Set task — Look through the material and tally each line bearing the word "cách". Give only the total.

Stored records

--

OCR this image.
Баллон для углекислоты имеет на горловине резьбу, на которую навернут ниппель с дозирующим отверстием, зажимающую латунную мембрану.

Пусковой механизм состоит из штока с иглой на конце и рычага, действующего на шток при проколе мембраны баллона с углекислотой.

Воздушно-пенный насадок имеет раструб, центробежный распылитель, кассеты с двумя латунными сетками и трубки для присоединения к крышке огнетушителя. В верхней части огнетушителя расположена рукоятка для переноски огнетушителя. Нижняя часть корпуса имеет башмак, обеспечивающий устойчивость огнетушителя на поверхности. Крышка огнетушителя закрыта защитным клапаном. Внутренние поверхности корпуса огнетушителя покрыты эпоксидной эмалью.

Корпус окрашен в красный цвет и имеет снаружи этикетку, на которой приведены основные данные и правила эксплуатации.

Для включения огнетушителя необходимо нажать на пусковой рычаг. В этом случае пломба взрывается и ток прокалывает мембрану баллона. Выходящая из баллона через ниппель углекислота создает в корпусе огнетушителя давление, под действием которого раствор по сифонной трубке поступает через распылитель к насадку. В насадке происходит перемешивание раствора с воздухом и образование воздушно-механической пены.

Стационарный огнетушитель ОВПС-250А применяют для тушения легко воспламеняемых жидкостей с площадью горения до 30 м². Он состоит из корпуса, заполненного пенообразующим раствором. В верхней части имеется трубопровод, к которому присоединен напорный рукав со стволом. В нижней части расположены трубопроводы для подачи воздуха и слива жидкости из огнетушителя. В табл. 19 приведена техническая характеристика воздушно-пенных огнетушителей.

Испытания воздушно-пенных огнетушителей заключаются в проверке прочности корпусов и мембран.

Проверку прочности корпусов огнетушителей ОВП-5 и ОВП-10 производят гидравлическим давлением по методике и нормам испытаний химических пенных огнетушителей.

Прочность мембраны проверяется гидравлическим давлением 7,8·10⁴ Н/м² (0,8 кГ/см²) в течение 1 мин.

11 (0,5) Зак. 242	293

--

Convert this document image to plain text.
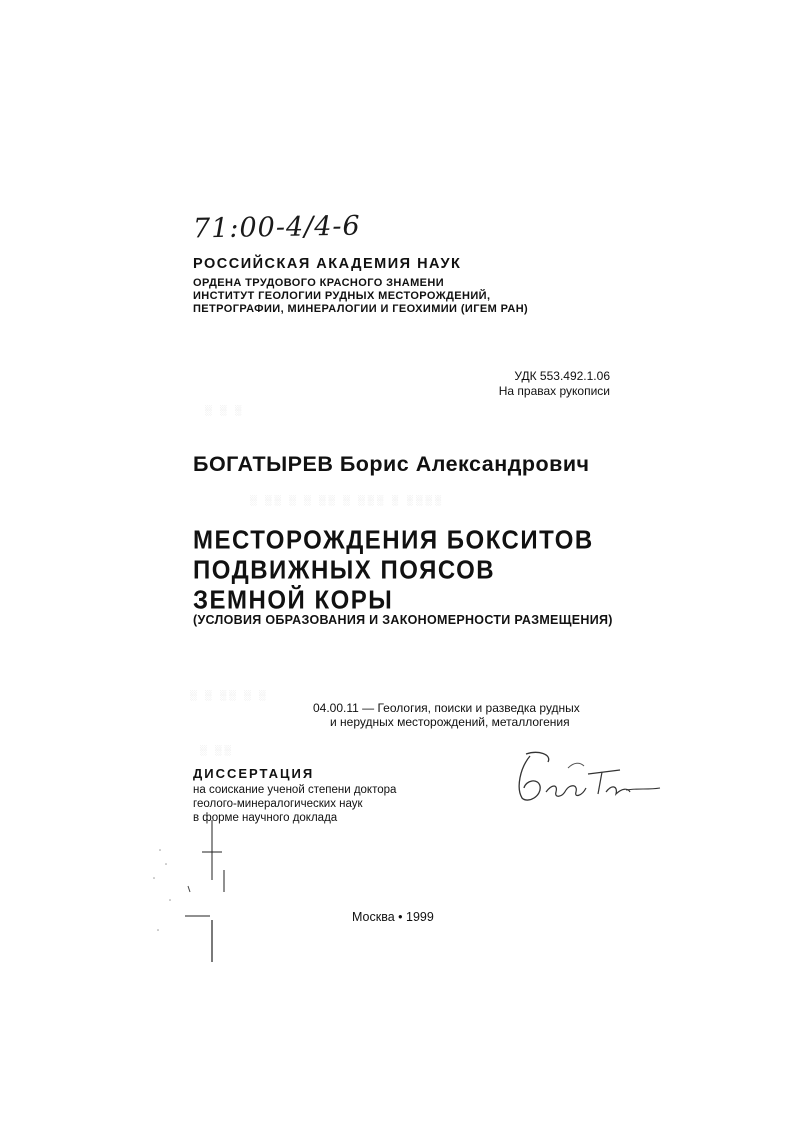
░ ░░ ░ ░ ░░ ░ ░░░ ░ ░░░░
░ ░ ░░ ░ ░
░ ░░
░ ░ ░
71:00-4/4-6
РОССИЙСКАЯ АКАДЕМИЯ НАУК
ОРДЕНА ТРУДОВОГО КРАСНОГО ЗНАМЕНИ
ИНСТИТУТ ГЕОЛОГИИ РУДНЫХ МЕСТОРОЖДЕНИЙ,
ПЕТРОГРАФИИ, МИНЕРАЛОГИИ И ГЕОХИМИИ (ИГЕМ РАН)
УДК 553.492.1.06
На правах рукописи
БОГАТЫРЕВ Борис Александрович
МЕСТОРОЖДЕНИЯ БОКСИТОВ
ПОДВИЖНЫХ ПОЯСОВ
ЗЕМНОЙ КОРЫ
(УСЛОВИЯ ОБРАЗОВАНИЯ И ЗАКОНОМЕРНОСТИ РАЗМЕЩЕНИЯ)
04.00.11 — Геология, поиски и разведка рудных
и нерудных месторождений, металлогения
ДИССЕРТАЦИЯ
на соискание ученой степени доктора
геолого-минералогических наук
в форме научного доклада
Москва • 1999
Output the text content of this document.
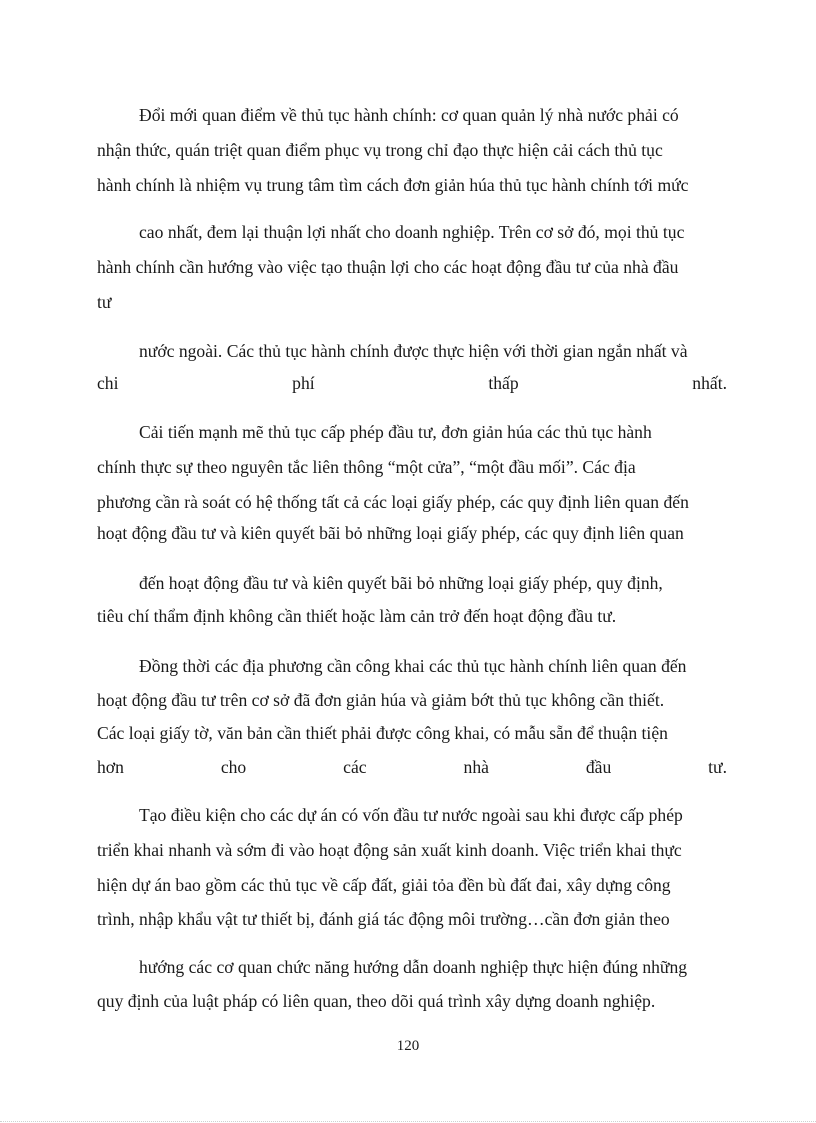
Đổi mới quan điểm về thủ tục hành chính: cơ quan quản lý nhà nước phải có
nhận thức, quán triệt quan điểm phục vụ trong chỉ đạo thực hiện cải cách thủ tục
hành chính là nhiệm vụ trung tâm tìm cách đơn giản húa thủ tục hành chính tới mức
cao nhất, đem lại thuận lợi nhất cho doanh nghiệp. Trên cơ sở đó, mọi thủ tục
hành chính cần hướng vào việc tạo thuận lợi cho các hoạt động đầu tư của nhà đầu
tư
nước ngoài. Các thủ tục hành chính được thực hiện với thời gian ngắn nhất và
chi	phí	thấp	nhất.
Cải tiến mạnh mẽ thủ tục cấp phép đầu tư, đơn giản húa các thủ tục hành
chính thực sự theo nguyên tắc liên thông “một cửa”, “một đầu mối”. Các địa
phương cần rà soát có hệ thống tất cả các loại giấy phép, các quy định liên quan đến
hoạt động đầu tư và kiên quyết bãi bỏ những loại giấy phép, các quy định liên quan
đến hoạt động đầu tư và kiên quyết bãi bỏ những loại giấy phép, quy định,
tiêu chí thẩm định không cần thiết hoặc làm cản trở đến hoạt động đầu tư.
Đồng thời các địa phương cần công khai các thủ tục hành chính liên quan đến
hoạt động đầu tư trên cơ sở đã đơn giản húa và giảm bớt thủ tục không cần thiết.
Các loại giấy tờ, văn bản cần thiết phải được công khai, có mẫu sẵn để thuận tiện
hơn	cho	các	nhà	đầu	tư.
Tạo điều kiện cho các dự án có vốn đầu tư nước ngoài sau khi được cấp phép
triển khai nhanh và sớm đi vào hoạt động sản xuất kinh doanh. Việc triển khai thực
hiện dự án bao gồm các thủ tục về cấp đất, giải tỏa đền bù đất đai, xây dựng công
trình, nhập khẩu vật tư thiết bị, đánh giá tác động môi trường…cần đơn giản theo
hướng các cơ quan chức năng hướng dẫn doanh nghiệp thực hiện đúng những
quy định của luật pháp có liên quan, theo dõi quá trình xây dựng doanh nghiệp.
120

--

Solution to the problem — 2